**Records supplied:**
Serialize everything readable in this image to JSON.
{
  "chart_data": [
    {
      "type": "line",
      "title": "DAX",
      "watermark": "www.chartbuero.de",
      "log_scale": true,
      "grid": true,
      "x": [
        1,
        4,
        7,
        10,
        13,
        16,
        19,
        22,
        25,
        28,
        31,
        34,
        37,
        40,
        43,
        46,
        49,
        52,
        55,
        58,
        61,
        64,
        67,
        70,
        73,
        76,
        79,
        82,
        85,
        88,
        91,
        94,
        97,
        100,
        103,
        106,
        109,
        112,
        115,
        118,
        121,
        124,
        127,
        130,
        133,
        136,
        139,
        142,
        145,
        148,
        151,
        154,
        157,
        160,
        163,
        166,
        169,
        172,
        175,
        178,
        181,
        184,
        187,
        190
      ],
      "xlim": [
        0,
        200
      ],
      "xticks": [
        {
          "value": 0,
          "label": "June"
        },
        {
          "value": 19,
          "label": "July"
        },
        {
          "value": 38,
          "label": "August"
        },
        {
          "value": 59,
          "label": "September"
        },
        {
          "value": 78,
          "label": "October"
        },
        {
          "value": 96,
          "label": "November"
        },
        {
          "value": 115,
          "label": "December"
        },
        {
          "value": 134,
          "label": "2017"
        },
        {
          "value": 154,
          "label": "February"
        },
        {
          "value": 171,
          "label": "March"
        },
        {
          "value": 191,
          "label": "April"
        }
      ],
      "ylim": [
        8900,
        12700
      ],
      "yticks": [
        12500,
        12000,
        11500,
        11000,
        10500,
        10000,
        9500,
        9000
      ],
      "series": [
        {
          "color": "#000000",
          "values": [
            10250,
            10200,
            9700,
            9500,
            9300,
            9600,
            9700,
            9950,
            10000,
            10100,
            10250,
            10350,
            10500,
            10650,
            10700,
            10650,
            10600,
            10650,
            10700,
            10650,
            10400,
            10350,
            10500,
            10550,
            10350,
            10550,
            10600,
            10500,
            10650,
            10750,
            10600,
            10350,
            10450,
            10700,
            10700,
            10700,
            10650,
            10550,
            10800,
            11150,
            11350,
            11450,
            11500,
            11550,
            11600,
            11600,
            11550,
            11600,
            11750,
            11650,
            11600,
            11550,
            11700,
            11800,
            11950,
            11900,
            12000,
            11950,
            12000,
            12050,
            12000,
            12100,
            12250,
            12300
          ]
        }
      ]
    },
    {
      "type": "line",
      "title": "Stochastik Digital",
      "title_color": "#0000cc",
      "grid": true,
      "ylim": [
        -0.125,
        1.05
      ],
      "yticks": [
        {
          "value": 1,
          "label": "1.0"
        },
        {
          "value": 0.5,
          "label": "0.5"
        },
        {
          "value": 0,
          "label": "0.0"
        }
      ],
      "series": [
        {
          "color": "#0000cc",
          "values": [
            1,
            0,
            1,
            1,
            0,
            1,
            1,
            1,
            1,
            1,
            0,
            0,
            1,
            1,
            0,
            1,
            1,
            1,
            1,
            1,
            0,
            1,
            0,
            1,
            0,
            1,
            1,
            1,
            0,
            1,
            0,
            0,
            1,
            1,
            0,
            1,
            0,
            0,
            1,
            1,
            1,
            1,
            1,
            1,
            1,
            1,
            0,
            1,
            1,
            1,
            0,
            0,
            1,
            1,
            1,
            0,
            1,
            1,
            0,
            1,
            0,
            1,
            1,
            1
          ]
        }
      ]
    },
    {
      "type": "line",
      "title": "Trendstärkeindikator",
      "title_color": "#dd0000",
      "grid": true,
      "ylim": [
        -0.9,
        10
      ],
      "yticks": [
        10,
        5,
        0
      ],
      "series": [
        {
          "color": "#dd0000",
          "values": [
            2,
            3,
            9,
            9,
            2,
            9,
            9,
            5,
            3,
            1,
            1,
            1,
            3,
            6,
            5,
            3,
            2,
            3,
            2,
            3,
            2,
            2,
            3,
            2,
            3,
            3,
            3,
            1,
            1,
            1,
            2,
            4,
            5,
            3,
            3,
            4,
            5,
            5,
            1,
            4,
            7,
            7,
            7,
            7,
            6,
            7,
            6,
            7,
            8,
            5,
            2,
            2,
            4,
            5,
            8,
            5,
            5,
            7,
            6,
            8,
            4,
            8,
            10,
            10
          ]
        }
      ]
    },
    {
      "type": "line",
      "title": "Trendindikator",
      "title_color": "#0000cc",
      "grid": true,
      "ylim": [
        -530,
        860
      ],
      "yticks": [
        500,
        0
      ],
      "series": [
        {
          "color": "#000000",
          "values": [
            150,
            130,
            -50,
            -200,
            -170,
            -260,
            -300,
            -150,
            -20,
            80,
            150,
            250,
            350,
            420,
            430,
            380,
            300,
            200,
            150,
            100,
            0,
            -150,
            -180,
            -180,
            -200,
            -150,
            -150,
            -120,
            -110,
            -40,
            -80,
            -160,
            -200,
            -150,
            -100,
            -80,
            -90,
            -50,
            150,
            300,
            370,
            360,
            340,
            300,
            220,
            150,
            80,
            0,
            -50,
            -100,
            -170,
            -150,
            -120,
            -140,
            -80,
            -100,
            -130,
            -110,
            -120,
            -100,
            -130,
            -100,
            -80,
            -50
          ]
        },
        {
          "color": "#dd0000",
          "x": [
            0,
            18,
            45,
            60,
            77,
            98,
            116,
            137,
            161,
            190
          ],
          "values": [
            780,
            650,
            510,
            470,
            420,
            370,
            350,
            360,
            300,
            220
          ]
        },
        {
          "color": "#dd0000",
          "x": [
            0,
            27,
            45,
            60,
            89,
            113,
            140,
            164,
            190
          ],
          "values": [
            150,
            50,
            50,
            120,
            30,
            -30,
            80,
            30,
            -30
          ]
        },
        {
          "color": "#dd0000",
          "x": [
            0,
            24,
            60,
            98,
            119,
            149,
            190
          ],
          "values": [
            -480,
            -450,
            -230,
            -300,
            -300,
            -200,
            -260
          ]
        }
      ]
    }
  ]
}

**What to produce:**
Repeat the data precisely, line by line.

**The reply:**
Serialize everything readable in this image to JSON.
{
  "chart_data": [
    {
      "type": "line",
      "title": "DAX",
      "watermark": "www.chartbuero.de",
      "log_scale": true,
      "grid": true,
      "x": [
        1,
        4,
        7,
        10,
        13,
        16,
        19,
        22,
        25,
        28,
        31,
        34,
        37,
        40,
        43,
        46,
        49,
        52,
        55,
        58,
        61,
        64,
        67,
        70,
        73,
        76,
        79,
        82,
        85,
        88,
        91,
        94,
        97,
        100,
        103,
        106,
        109,
        112,
        115,
        118,
        121,
        124,
        127,
        130,
        133,
        136,
        139,
        142,
        145,
        148,
        151,
        154,
        157,
        160,
        163,
        166,
        169,
        172,
        175,
        178,
        181,
        184,
        187,
        190
      ],
      "xlim": [
        0,
        200
      ],
      "xticks": [
        {
          "value": 0,
          "label": "June"
        },
        {
          "value": 19,
          "label": "July"
        },
        {
          "value": 38,
          "label": "August"
        },
        {
          "value": 59,
          "label": "September"
        },
        {
          "value": 78,
          "label": "October"
        },
        {
          "value": 96,
          "label": "November"
        },
        {
          "value": 115,
          "label": "December"
        },
        {
          "value": 134,
          "label": "2017"
        },
        {
          "value": 154,
          "label": "February"
        },
        {
          "value": 171,
          "label": "March"
        },
        {
          "value": 191,
          "label": "April"
        }
      ],
      "ylim": [
        8900,
        12700
      ],
      "yticks": [
        12500,
        12000,
        11500,
        11000,
        10500,
        10000,
        9500,
        9000
      ],
      "series": [
        {
          "color": "#000000",
          "values": [
            10250,
            10200,
            9700,
            9500,
            9300,
            9600,
            9700,
            9950,
            10000,
            10100,
            10250,
            10350,
            10500,
            10650,
            10700,
            10650,
            10600,
            10650,
            10700,
            10650,
            10400,
            10350,
            10500,
            10550,
            10350,
            10550,
            10600,
            10500,
            10650,
            10750,
            10600,
            10350,
            10450,
            10700,
            10700,
            10700,
            10650,
            10550,
            10800,
            11150,
            11350,
            11450,
            11500,
            11550,
            11600,
            11600,
            11550,
            11600,
            11750,
            11650,
            11600,
            11550,
            11700,
            11800,
            11950,
            11900,
            12000,
            11950,
            12000,
            12050,
            12000,
            12100,
            12250,
            12300
          ]
        }
      ]
    },
    {
      "type": "line",
      "title": "Stochastik Digital",
      "title_color": "#0000cc",
      "grid": true,
      "ylim": [
        -0.125,
        1.05
      ],
      "yticks": [
        {
          "value": 1,
          "label": "1.0"
        },
        {
          "value": 0.5,
          "label": "0.5"
        },
        {
          "value": 0,
          "label": "0.0"
        }
      ],
      "series": [
        {
          "color": "#0000cc",
          "values": [
            1,
            0,
            1,
            1,
            0,
            1,
            1,
            1,
            1,
            1,
            0,
            0,
            1,
            1,
            0,
            1,
            1,
            1,
            1,
            1,
            0,
            1,
            0,
            1,
            0,
            1,
            1,
            1,
            0,
            1,
            0,
            0,
            1,
            1,
            0,
            1,
            0,
            0,
            1,
            1,
            1,
            1,
            1,
            1,
            1,
            1,
            0,
            1,
            1,
            1,
            0,
            0,
            1,
            1,
            1,
            0,
            1,
            1,
            0,
            1,
            0,
            1,
            1,
            1
          ]
        }
      ]
    },
    {
      "type": "line",
      "title": "Trendstärkeindikator",
      "title_color": "#dd0000",
      "grid": true,
      "ylim": [
        -0.9,
        10
      ],
      "yticks": [
        10,
        5,
        0
      ],
      "series": [
        {
          "color": "#dd0000",
          "values": [
            2,
            3,
            9,
            9,
            2,
            9,
            9,
            5,
            3,
            1,
            1,
            1,
            3,
            6,
            5,
            3,
            2,
            3,
            2,
            3,
            2,
            2,
            3,
            2,
            3,
            3,
            3,
            1,
            1,
            1,
            2,
            4,
            5,
            3,
            3,
            4,
            5,
            5,
            1,
            4,
            7,
            7,
            7,
            7,
            6,
            7,
            6,
            7,
            8,
            5,
            2,
            2,
            4,
            5,
            8,
            5,
            5,
            7,
            6,
            8,
            4,
            8,
            10,
            10
          ]
        }
      ]
    },
    {
      "type": "line",
      "title": "Trendindikator",
      "title_color": "#0000cc",
      "grid": true,
      "ylim": [
        -530,
        860
      ],
      "yticks": [
        500,
        0
      ],
      "series": [
        {
          "color": "#000000",
          "values": [
            150,
            130,
            -50,
            -200,
            -170,
            -260,
            -300,
            -150,
            -20,
            80,
            150,
            250,
            350,
            420,
            430,
            380,
            300,
            200,
            150,
            100,
            0,
            -150,
            -180,
            -180,
            -200,
            -150,
            -150,
            -120,
            -110,
            -40,
            -80,
            -160,
            -200,
            -150,
            -100,
            -80,
            -90,
            -50,
            150,
            300,
            370,
            360,
            340,
            300,
            220,
            150,
            80,
            0,
            -50,
            -100,
            -170,
            -150,
            -120,
            -140,
            -80,
            -100,
            -130,
            -110,
            -120,
            -100,
            -130,
            -100,
            -80,
            -50
          ]
        },
        {
          "color": "#dd0000",
          "x": [
            0,
            18,
            45,
            60,
            77,
            98,
            116,
            137,
            161,
            190
          ],
          "values": [
            780,
            650,
            510,
            470,
            420,
            370,
            350,
            360,
            300,
            220
          ]
        },
        {
          "color": "#dd0000",
          "x": [
            0,
            27,
            45,
            60,
            89,
            113,
            140,
            164,
            190
          ],
          "values": [
            150,
            50,
            50,
            120,
            30,
            -30,
            80,
            30,
            -30
          ]
        },
        {
          "color": "#dd0000",
          "x": [
            0,
            24,
            60,
            98,
            119,
            149,
            190
          ],
          "values": [
            -480,
            -450,
            -230,
            -300,
            -300,
            -200,
            -260
          ]
        }
      ]
    }
  ]
}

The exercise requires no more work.